START
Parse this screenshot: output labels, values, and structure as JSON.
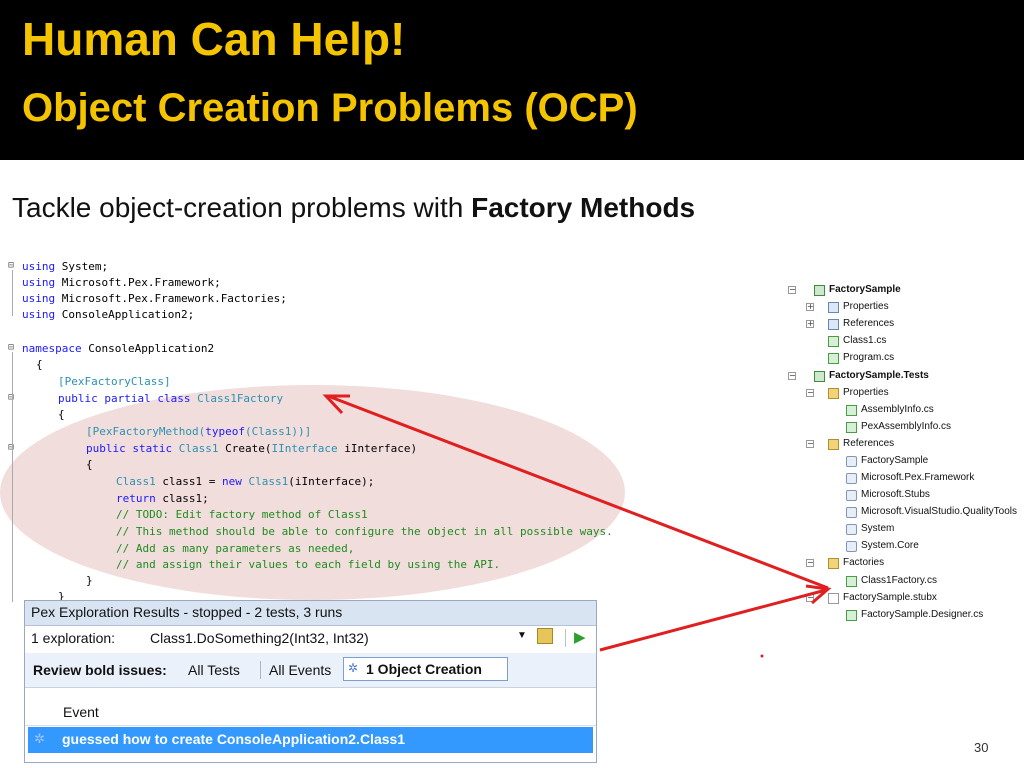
{
  "slide": {
    "title_line1": "Human Can Help!",
    "title_line2": "Object Creation Problems (OCP)",
    "subtitle_prefix": "Tackle object-creation problems with ",
    "subtitle_bold": "Factory Methods",
    "page_number": "30"
  },
  "code": {
    "using1_kw": "using",
    "using1_rest": " System;",
    "using2_kw": "using",
    "using2_rest": " Microsoft.Pex.Framework;",
    "using3_kw": "using",
    "using3_rest": " Microsoft.Pex.Framework.Factories;",
    "using4_kw": "using",
    "using4_rest": " ConsoleApplication2;",
    "ns_kw": "namespace",
    "ns_rest": " ConsoleApplication2",
    "brace_open": "{",
    "attr_class": "[PexFactoryClass]",
    "class_kw": "public partial class",
    "class_name": "Class1Factory",
    "brace_open2": "{",
    "attr_method_open": "[PexFactoryMethod(",
    "attr_method_typeof": "typeof",
    "attr_method_type": "(Class1))]",
    "method_kw": "public static",
    "method_type": "Class1",
    "method_rest": " Create(",
    "method_param_type": "IInterface",
    "method_param": " iInterface)",
    "brace_open3": "{",
    "body1_type": "Class1",
    "body1_mid": " class1 = ",
    "body1_new": "new",
    "body1_ctor": " Class1",
    "body1_end": "(iInterface);",
    "body2_kw": "return",
    "body2_rest": " class1;",
    "comment1": "// TODO: Edit factory method of Class1",
    "comment2": "// This method should be able to configure the object in all possible ways.",
    "comment3": "// Add as many parameters as needed,",
    "comment4": "// and assign their values to each field by using the API.",
    "brace_close3": "}",
    "brace_close2": "}"
  },
  "solution_tree": {
    "items": [
      {
        "label": "FactorySample",
        "icon": "project-icon"
      },
      {
        "label": "Properties",
        "icon": "properties-folder-icon"
      },
      {
        "label": "References",
        "icon": "references-folder-icon"
      },
      {
        "label": "Class1.cs",
        "icon": "csharp-file-icon"
      },
      {
        "label": "Program.cs",
        "icon": "csharp-file-icon"
      },
      {
        "label": "FactorySample.Tests",
        "icon": "project-icon"
      },
      {
        "label": "Properties",
        "icon": "folder-icon"
      },
      {
        "label": "AssemblyInfo.cs",
        "icon": "csharp-file-icon"
      },
      {
        "label": "PexAssemblyInfo.cs",
        "icon": "csharp-file-icon"
      },
      {
        "label": "References",
        "icon": "folder-icon"
      },
      {
        "label": "FactorySample",
        "icon": "reference-icon"
      },
      {
        "label": "Microsoft.Pex.Framework",
        "icon": "reference-icon"
      },
      {
        "label": "Microsoft.Stubs",
        "icon": "reference-icon"
      },
      {
        "label": "Microsoft.VisualStudio.QualityTools",
        "icon": "reference-icon"
      },
      {
        "label": "System",
        "icon": "reference-icon"
      },
      {
        "label": "System.Core",
        "icon": "reference-icon"
      },
      {
        "label": "Factories",
        "icon": "folder-icon"
      },
      {
        "label": "Class1Factory.cs",
        "icon": "csharp-file-icon"
      },
      {
        "label": "FactorySample.stubx",
        "icon": "file-icon"
      },
      {
        "label": "FactorySample.Designer.cs",
        "icon": "csharp-file-icon"
      }
    ]
  },
  "pex_panel": {
    "header": "Pex Exploration Results - stopped - 2 tests, 3 runs",
    "exploration_label": "1 exploration:",
    "exploration_value": "Class1.DoSomething2(Int32, Int32)",
    "review_label": "Review bold issues:",
    "tab_all_tests": "All Tests",
    "tab_all_events": "All Events",
    "tab_object_creation": "1 Object Creation",
    "column_event": "Event",
    "event_row": "guessed how to create ConsoleApplication2.Class1"
  },
  "colors": {
    "title": "#f5c400",
    "arrow": "#e02020",
    "selection": "#3399ff",
    "highlight_ellipse": "#e2b4b4"
  }
}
END
What is needed:
Produce an exact copy of each line of data, skipping embedded images.

Response to the exercise:
Parse this screenshot: output labels, values, and structure as JSON.
{
  "slide": {
    "title_line1": "Human Can Help!",
    "title_line2": "Object Creation Problems (OCP)",
    "subtitle_prefix": "Tackle object-creation problems with ",
    "subtitle_bold": "Factory Methods",
    "page_number": "30"
  },
  "code": {
    "using1_kw": "using",
    "using1_rest": " System;",
    "using2_kw": "using",
    "using2_rest": " Microsoft.Pex.Framework;",
    "using3_kw": "using",
    "using3_rest": " Microsoft.Pex.Framework.Factories;",
    "using4_kw": "using",
    "using4_rest": " ConsoleApplication2;",
    "ns_kw": "namespace",
    "ns_rest": " ConsoleApplication2",
    "brace_open": "{",
    "attr_class": "[PexFactoryClass]",
    "class_kw": "public partial class",
    "class_name": "Class1Factory",
    "brace_open2": "{",
    "attr_method_open": "[PexFactoryMethod(",
    "attr_method_typeof": "typeof",
    "attr_method_type": "(Class1))]",
    "method_kw": "public static",
    "method_type": "Class1",
    "method_rest": " Create(",
    "method_param_type": "IInterface",
    "method_param": " iInterface)",
    "brace_open3": "{",
    "body1_type": "Class1",
    "body1_mid": " class1 = ",
    "body1_new": "new",
    "body1_ctor": " Class1",
    "body1_end": "(iInterface);",
    "body2_kw": "return",
    "body2_rest": " class1;",
    "comment1": "// TODO: Edit factory method of Class1",
    "comment2": "// This method should be able to configure the object in all possible ways.",
    "comment3": "// Add as many parameters as needed,",
    "comment4": "// and assign their values to each field by using the API.",
    "brace_close3": "}",
    "brace_close2": "}"
  },
  "solution_tree": {
    "items": [
      {
        "label": "FactorySample",
        "icon": "project-icon"
      },
      {
        "label": "Properties",
        "icon": "properties-folder-icon"
      },
      {
        "label": "References",
        "icon": "references-folder-icon"
      },
      {
        "label": "Class1.cs",
        "icon": "csharp-file-icon"
      },
      {
        "label": "Program.cs",
        "icon": "csharp-file-icon"
      },
      {
        "label": "FactorySample.Tests",
        "icon": "project-icon"
      },
      {
        "label": "Properties",
        "icon": "folder-icon"
      },
      {
        "label": "AssemblyInfo.cs",
        "icon": "csharp-file-icon"
      },
      {
        "label": "PexAssemblyInfo.cs",
        "icon": "csharp-file-icon"
      },
      {
        "label": "References",
        "icon": "folder-icon"
      },
      {
        "label": "FactorySample",
        "icon": "reference-icon"
      },
      {
        "label": "Microsoft.Pex.Framework",
        "icon": "reference-icon"
      },
      {
        "label": "Microsoft.Stubs",
        "icon": "reference-icon"
      },
      {
        "label": "Microsoft.VisualStudio.QualityTools",
        "icon": "reference-icon"
      },
      {
        "label": "System",
        "icon": "reference-icon"
      },
      {
        "label": "System.Core",
        "icon": "reference-icon"
      },
      {
        "label": "Factories",
        "icon": "folder-icon"
      },
      {
        "label": "Class1Factory.cs",
        "icon": "csharp-file-icon"
      },
      {
        "label": "FactorySample.stubx",
        "icon": "file-icon"
      },
      {
        "label": "FactorySample.Designer.cs",
        "icon": "csharp-file-icon"
      }
    ]
  },
  "pex_panel": {
    "header": "Pex Exploration Results - stopped - 2 tests, 3 runs",
    "exploration_label": "1 exploration:",
    "exploration_value": "Class1.DoSomething2(Int32, Int32)",
    "review_label": "Review bold issues:",
    "tab_all_tests": "All Tests",
    "tab_all_events": "All Events",
    "tab_object_creation": "1 Object Creation",
    "column_event": "Event",
    "event_row": "guessed how to create ConsoleApplication2.Class1"
  },
  "colors": {
    "title": "#f5c400",
    "arrow": "#e02020",
    "selection": "#3399ff",
    "highlight_ellipse": "#e2b4b4"
  }
}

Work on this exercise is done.